** 掲載文 **
##########

これを航空自衛隊の最高幹部が言っているということを考えて下さい。この文章を読んだときに私はすごいなあと思いました。中山さんと共通しているのは、やっぱりバブルが崩壊してこの国がおかしくなった。失われた10年のような状態になった。こういうときには元気を取り戻さなければいけない。そしてそのためには憲法を変えなければいけない。そういう発想ですね。

1990年代に憲法を変えるという運動が急速に強まってきたその背景にあるものを3つあげました。湾岸戦争をきっかけにして「普通の国」になるということ、元気が出るような国にするということ、これによって90年代改憲運動が朝鮮半島の核危機を含めて、この3つを背景にして1990年代から日本の憲法を変えるという動きが急速に強まってくるんですね。

読売改憲試案と日米安保体制の変容

思い出すかもしれませんが、1994年です、日本最大の部数をもつ読売新聞が、会社の憲法改正私案というものを出します。日本の新聞は前の戦争の反省がありまして、新聞が戦争をあおり立て、戦争のお先棒を担いで戦争へ戦争へと国を持っていったという反省から戦後新聞は各社とも「公正・中立」などということを社の綱領にすることが多くなりました。読売新聞も例外ではありません。日本のマスコミはそういう立場を装ってきたんですね、自分たちは公正中立だという。アメリカの新聞などとは違います。今度のアメリカの大統領選挙でも、例えばニューヨークタイムスはオバマ支持だ、などということを明確にして論旨を展開します。日本の新聞はいちおう中立を装ってやるのが戦後の新聞のあり方になっていたんですね。ちっとも中立ではなかったんですけれども。それが公然と1994年に読売新聞社の改憲私案というものを出しました。これがいまの改憲のいろいろな動きと呼応した大きな動きで、これから憲法を変えるという議論が読売新聞を先頭にして積極的に展開されていくようになります。これは大きな変化だったと思います。

##########

[生のエントリ]
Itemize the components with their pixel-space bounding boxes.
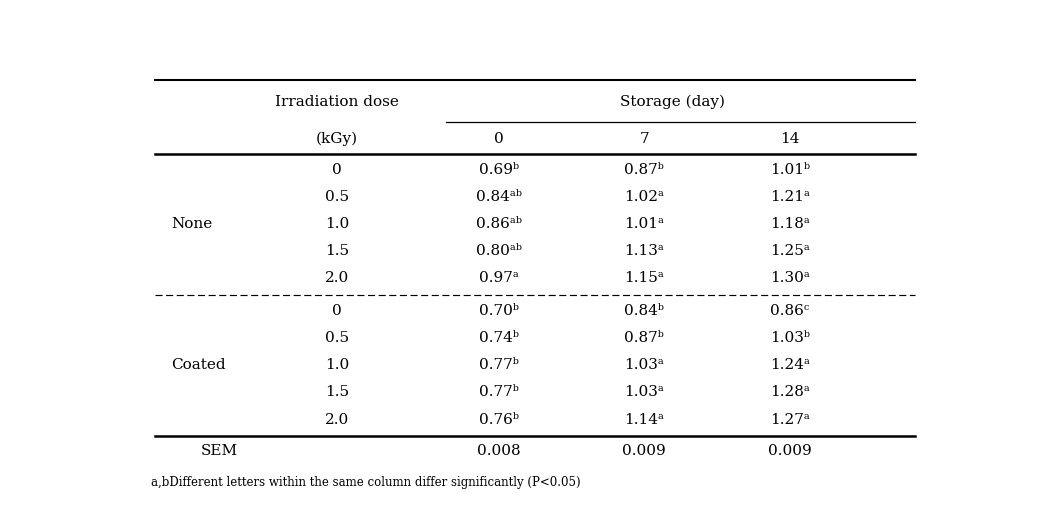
- Text: 1.01ᵇ: 1.01ᵇ: [769, 163, 810, 177]
- Text: 1.28ᵃ: 1.28ᵃ: [770, 386, 810, 400]
- Text: 0.86ᶜ: 0.86ᶜ: [770, 304, 809, 318]
- Text: Storage (day): Storage (day): [620, 95, 726, 110]
- Text: 0.87ᵇ: 0.87ᵇ: [624, 331, 664, 345]
- Text: 2.0: 2.0: [325, 271, 349, 285]
- Text: 1.13ᵃ: 1.13ᵃ: [624, 244, 664, 258]
- Text: 0: 0: [332, 304, 341, 318]
- Text: 0.84ᵃᵇ: 0.84ᵃᵇ: [476, 190, 522, 204]
- Text: 0.86ᵃᵇ: 0.86ᵃᵇ: [476, 217, 522, 231]
- Text: 0.74ᵇ: 0.74ᵇ: [478, 331, 519, 345]
- Text: a,bDifferent letters within the same column differ significantly (P<0.05): a,bDifferent letters within the same col…: [150, 476, 580, 489]
- Text: SEM: SEM: [200, 444, 238, 458]
- Text: 14: 14: [780, 132, 800, 146]
- Text: 0.77ᵇ: 0.77ᵇ: [479, 358, 519, 372]
- Text: 7: 7: [640, 132, 649, 146]
- Text: 0.87ᵇ: 0.87ᵇ: [624, 163, 664, 177]
- Text: 1.03ᵇ: 1.03ᵇ: [769, 331, 810, 345]
- Text: 1.0: 1.0: [325, 358, 349, 372]
- Text: 0.009: 0.009: [768, 444, 812, 458]
- Text: 0.70ᵇ: 0.70ᵇ: [478, 304, 519, 318]
- Text: 1.03ᵃ: 1.03ᵃ: [624, 358, 664, 372]
- Text: None: None: [171, 217, 212, 231]
- Text: 0: 0: [332, 163, 341, 177]
- Text: 0: 0: [494, 132, 503, 146]
- Text: 1.18ᵃ: 1.18ᵃ: [770, 217, 810, 231]
- Text: 0.80ᵃᵇ: 0.80ᵃᵇ: [476, 244, 522, 258]
- Text: 0.69ᵇ: 0.69ᵇ: [478, 163, 519, 177]
- Text: 0.76ᵇ: 0.76ᵇ: [478, 413, 519, 427]
- Text: 0.84ᵇ: 0.84ᵇ: [624, 304, 664, 318]
- Text: 1.14ᵃ: 1.14ᵃ: [624, 413, 664, 427]
- Text: Irradiation dose: Irradiation dose: [275, 95, 399, 109]
- Text: 0.77ᵇ: 0.77ᵇ: [479, 386, 519, 400]
- Text: 1.0: 1.0: [325, 217, 349, 231]
- Text: 1.27ᵃ: 1.27ᵃ: [770, 413, 810, 427]
- Text: 0.97ᵃ: 0.97ᵃ: [479, 271, 519, 285]
- Text: 1.25ᵃ: 1.25ᵃ: [770, 244, 810, 258]
- Text: 1.30ᵃ: 1.30ᵃ: [770, 271, 810, 285]
- Text: 0.5: 0.5: [325, 190, 349, 204]
- Text: (kGy): (kGy): [315, 132, 358, 146]
- Text: 1.02ᵃ: 1.02ᵃ: [624, 190, 664, 204]
- Text: 1.24ᵃ: 1.24ᵃ: [769, 358, 810, 372]
- Text: 1.01ᵃ: 1.01ᵃ: [624, 217, 664, 231]
- Text: 0.009: 0.009: [622, 444, 666, 458]
- Text: 0.008: 0.008: [477, 444, 521, 458]
- Text: 1.15ᵃ: 1.15ᵃ: [624, 271, 664, 285]
- Text: 1.03ᵃ: 1.03ᵃ: [624, 386, 664, 400]
- Text: Coated: Coated: [171, 358, 226, 372]
- Text: 1.5: 1.5: [325, 244, 349, 258]
- Text: 2.0: 2.0: [325, 413, 349, 427]
- Text: 0.5: 0.5: [325, 331, 349, 345]
- Text: 1.21ᵃ: 1.21ᵃ: [769, 190, 810, 204]
- Text: 1.5: 1.5: [325, 386, 349, 400]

##########

** 練習課題 1 **
掲載文から、「これを航空自衛隊の最高幹部が」から「大きな変化だったと思います。」までを、終わりの語句も含めて一字も変えずに抜き出してください。
** 練習課題 2 **
掲載文によると、1994年に憲法改正私案を出したのはどの新聞社ですか。
** 練習課題 3 **
掲載文の「思い出すかもしれませんが」で始まる段落を、主な事実を残して短い箇条書きにまとめてください。
エントリは使わなくてかまいません。

** 解答全文 1 **
これを航空自衛隊の最高幹部が言っているということを考えて下さい。この文章を読んだときに私はすごいなあと思いました。中山さんと共通しているのは、やっぱりバブルが崩壊してこの国がおかしくなった。失われた10年のような状態になった。こういうときには元気を取り戻さなければいけない。そしてそのためには憲法を変えなければいけない。そういう発想ですね。

1990年代に憲法を変えるという運動が急速に強まってきたその背景にあるものを3つあげました。湾岸戦争をきっかけにして「普通の国」になるということ、元気が出るような国にするということ、これによって90年代改憲運動が朝鮮半島の核危機を含めて、この3つを背景にして1990年代から日本の憲法を変えるという動きが急速に強まってくるんですね。

読売改憲試案と日米安保体制の変容

思い出すかもしれませんが、1994年です、日本最大の部数をもつ読売新聞が、会社の憲法改正私案というものを出します。日本の新聞は前の戦争の反省がありまして、新聞が戦争をあおり立て、戦争のお先棒を担いで戦争へ戦争へと国を持っていったという反省から戦後新聞は各社とも「公正・中立」などということを社の綱領にすることが多くなりました。読売新聞も例外ではありません。日本のマスコミはそういう立場を装ってきたんですね、自分たちは公正中立だという。アメリカの新聞などとは違います。今度のアメリカの大統領選挙でも、例えばニューヨークタイムスはオバマ支持だ、などということを明確にして論旨を展開します。日本の新聞はいちおう中立を装ってやるのが戦後の新聞のあり方になっていたんですね。ちっとも中立ではなかったんですけれども。それが公然と1994年に読売新聞社の改憲私案というものを出しました。これがいまの改憲のいろいろな動きと呼応した大きな動きで、これから憲法を変えるという議論が読売新聞を先頭にして積極的に展開されていくようになります。これは大きな変化だったと思います。

** 解答全文 2 **
読売新聞社です。

** 解答全文 3 **
- 1994年、日本最大の部数をもつ読売新聞が、会社の憲法改正私案を出した。
- 戦後の日本の新聞は、戦争をあおり立てた反省から、「公正・中立」を社の綱領にすることが多くなった。読売新聞も例外ではなかった。
- 日本のマスコミは中立を装ってきたが、実際にはちっとも中立ではなかった。
- アメリカの新聞は違い、たとえばニューヨークタイムスは大統領選挙でオバマ支持を明確にして論旨を展開する。
- 読売の私案は改憲のさまざまな動きと呼応した大きな動きだった。これ以降、読売新聞を先頭に改憲の議論が積極的に展開されるようになり、これは大きな変化だった。